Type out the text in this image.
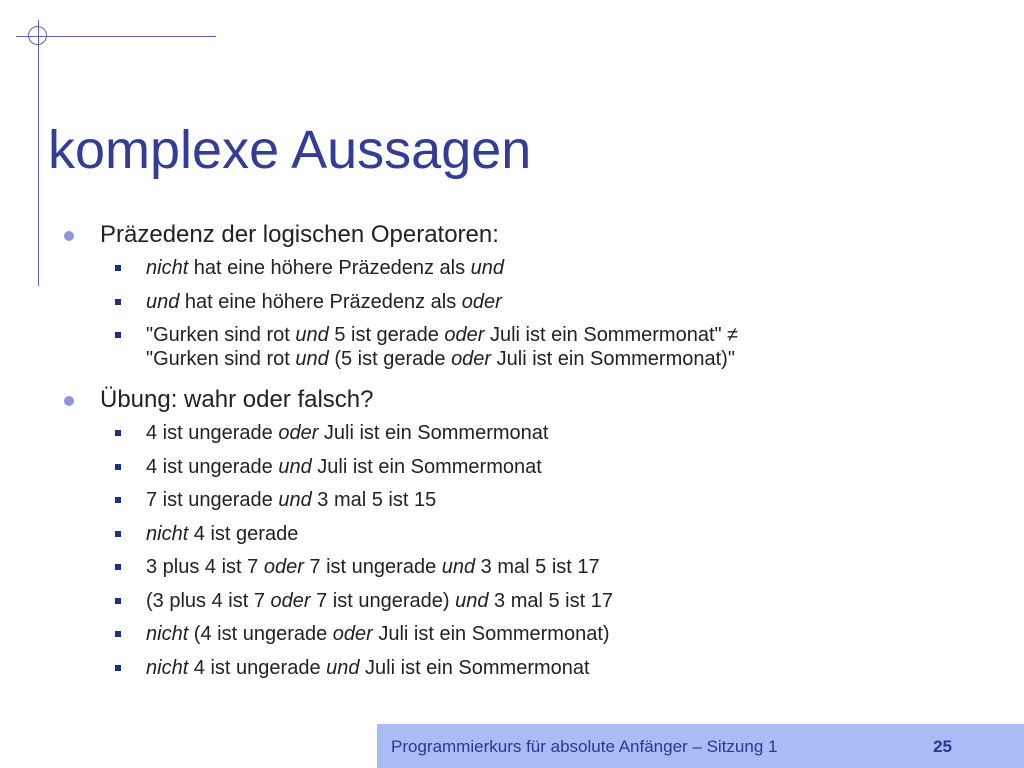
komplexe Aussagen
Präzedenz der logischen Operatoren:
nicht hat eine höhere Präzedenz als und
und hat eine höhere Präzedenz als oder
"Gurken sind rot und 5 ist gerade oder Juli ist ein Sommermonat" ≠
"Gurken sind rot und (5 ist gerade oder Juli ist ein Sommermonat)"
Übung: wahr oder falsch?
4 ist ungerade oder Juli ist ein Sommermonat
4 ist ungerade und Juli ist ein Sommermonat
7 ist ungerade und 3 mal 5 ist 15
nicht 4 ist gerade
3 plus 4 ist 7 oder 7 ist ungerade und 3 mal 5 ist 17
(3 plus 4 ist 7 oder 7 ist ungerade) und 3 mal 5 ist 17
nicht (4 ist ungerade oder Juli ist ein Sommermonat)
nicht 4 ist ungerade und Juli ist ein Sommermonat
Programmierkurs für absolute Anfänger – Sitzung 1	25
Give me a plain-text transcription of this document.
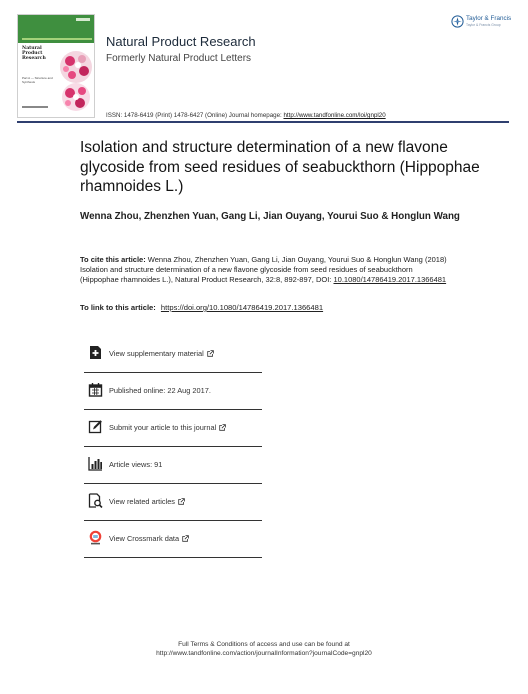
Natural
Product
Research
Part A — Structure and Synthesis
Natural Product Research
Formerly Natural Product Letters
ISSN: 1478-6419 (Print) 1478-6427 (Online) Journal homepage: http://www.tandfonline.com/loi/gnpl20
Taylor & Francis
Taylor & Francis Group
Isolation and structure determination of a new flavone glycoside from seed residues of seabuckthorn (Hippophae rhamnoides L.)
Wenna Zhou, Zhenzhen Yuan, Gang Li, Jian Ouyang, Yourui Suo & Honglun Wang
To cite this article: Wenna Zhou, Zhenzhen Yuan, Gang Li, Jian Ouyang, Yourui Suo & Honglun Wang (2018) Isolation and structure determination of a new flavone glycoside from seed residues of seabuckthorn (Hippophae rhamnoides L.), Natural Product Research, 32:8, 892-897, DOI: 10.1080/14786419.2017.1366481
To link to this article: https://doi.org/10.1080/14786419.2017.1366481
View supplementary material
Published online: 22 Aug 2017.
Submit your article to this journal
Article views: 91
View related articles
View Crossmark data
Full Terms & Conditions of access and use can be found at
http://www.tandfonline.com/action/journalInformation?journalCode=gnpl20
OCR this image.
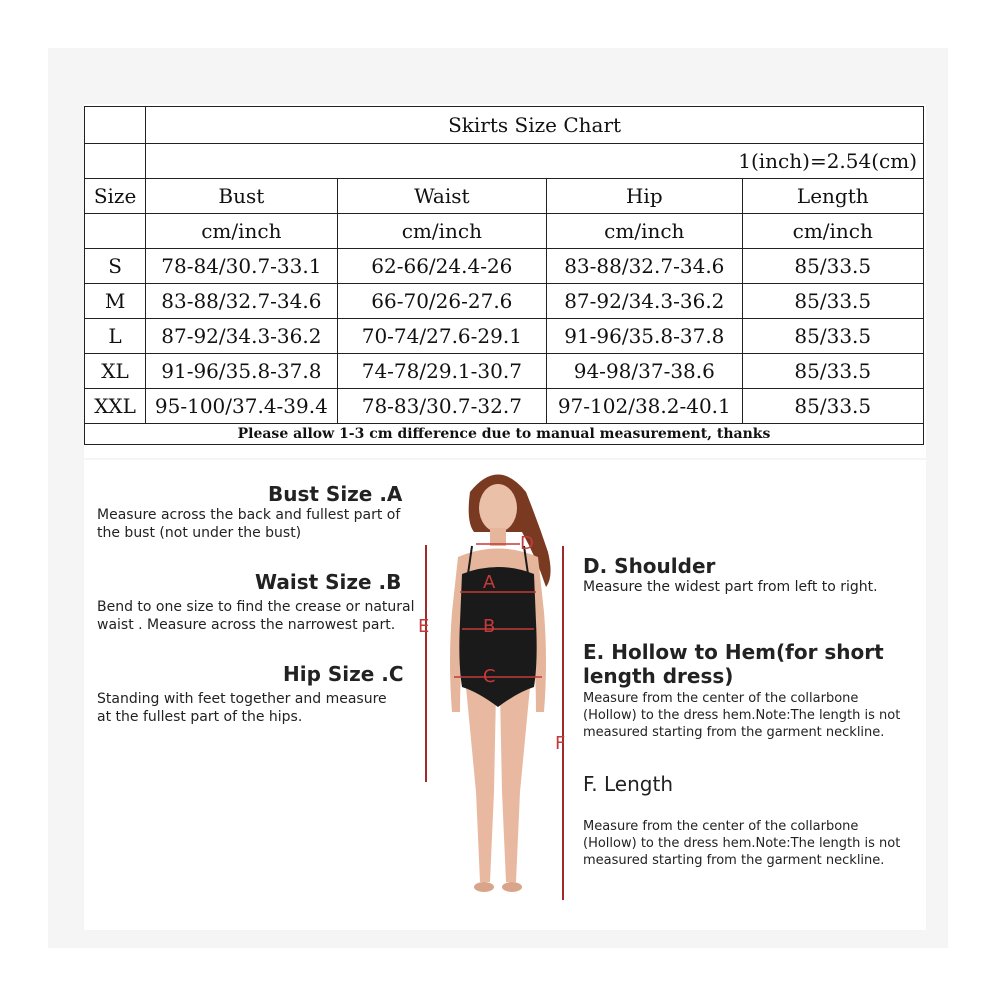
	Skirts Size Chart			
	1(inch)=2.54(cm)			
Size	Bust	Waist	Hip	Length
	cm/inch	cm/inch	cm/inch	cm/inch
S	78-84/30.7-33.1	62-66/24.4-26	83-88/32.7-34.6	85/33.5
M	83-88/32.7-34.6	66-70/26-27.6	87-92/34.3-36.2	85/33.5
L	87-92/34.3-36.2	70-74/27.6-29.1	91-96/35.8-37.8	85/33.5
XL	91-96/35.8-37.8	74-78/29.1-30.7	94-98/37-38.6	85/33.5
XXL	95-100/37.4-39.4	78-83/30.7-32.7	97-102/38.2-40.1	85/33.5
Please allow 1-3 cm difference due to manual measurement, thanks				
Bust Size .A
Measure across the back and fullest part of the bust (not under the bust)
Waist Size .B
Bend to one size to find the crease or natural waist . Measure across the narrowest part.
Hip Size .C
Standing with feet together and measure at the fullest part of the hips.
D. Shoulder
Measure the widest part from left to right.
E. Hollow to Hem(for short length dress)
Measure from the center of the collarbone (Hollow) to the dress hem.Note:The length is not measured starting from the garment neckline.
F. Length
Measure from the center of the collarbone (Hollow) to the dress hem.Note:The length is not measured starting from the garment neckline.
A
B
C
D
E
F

+++

The exercise: Each entry above is to be written out again unchanged, apart from the pictures, which are left out.

Answer in full:
Type out the text in this image.
komplexe Aussagen
Präzedenz der logischen Operatoren:
nicht hat eine höhere Präzedenz als und
und hat eine höhere Präzedenz als oder
"Gurken sind rot und 5 ist gerade oder Juli ist ein Sommermonat" ≠
"Gurken sind rot und (5 ist gerade oder Juli ist ein Sommermonat)"
Übung: wahr oder falsch?
4 ist ungerade oder Juli ist ein Sommermonat
4 ist ungerade und Juli ist ein Sommermonat
7 ist ungerade und 3 mal 5 ist 15
nicht 4 ist gerade
3 plus 4 ist 7 oder 7 ist ungerade und 3 mal 5 ist 17
(3 plus 4 ist 7 oder 7 ist ungerade) und 3 mal 5 ist 17
nicht (4 ist ungerade oder Juli ist ein Sommermonat)
nicht 4 ist ungerade und Juli ist ein Sommermonat
Programmierkurs für absolute Anfänger – Sitzung 1	25
Give me a plain-text transcription of this document.
Natural
Product
Research
Part A — Structure and Synthesis
Natural Product Research
Formerly Natural Product Letters
ISSN: 1478-6419 (Print) 1478-6427 (Online) Journal homepage: http://www.tandfonline.com/loi/gnpl20
Taylor & Francis
Taylor & Francis Group
Isolation and structure determination of a new flavone glycoside from seed residues of seabuckthorn (Hippophae rhamnoides L.)
Wenna Zhou, Zhenzhen Yuan, Gang Li, Jian Ouyang, Yourui Suo & Honglun Wang
To cite this article: Wenna Zhou, Zhenzhen Yuan, Gang Li, Jian Ouyang, Yourui Suo & Honglun Wang (2018) Isolation and structure determination of a new flavone glycoside from seed residues of seabuckthorn (Hippophae rhamnoides L.), Natural Product Research, 32:8, 892-897, DOI: 10.1080/14786419.2017.1366481
To link to this article: https://doi.org/10.1080/14786419.2017.1366481
View supplementary material
Published online: 22 Aug 2017.
Submit your article to this journal
Article views: 91
View related articles
View Crossmark data
Full Terms & Conditions of access and use can be found at
http://www.tandfonline.com/action/journalInformation?journalCode=gnpl20
OCR this image.
	Skirts Size Chart			
	1(inch)=2.54(cm)			
Size	Bust	Waist	Hip	Length
	cm/inch	cm/inch	cm/inch	cm/inch
S	78-84/30.7-33.1	62-66/24.4-26	83-88/32.7-34.6	85/33.5
M	83-88/32.7-34.6	66-70/26-27.6	87-92/34.3-36.2	85/33.5
L	87-92/34.3-36.2	70-74/27.6-29.1	91-96/35.8-37.8	85/33.5
XL	91-96/35.8-37.8	74-78/29.1-30.7	94-98/37-38.6	85/33.5
XXL	95-100/37.4-39.4	78-83/30.7-32.7	97-102/38.2-40.1	85/33.5
Please allow 1-3 cm difference due to manual measurement, thanks				
Bust Size .A
Measure across the back and fullest part of the bust (not under the bust)
Waist Size .B
Bend to one size to find the crease or natural waist . Measure across the narrowest part.
Hip Size .C
Standing with feet together and measure at the fullest part of the hips.
D. Shoulder
Measure the widest part from left to right.
E. Hollow to Hem(for short length dress)
Measure from the center of the collarbone (Hollow) to the dress hem.Note:The length is not measured starting from the garment neckline.
F. Length
Measure from the center of the collarbone (Hollow) to the dress hem.Note:The length is not measured starting from the garment neckline.
A
B
C
D
E
F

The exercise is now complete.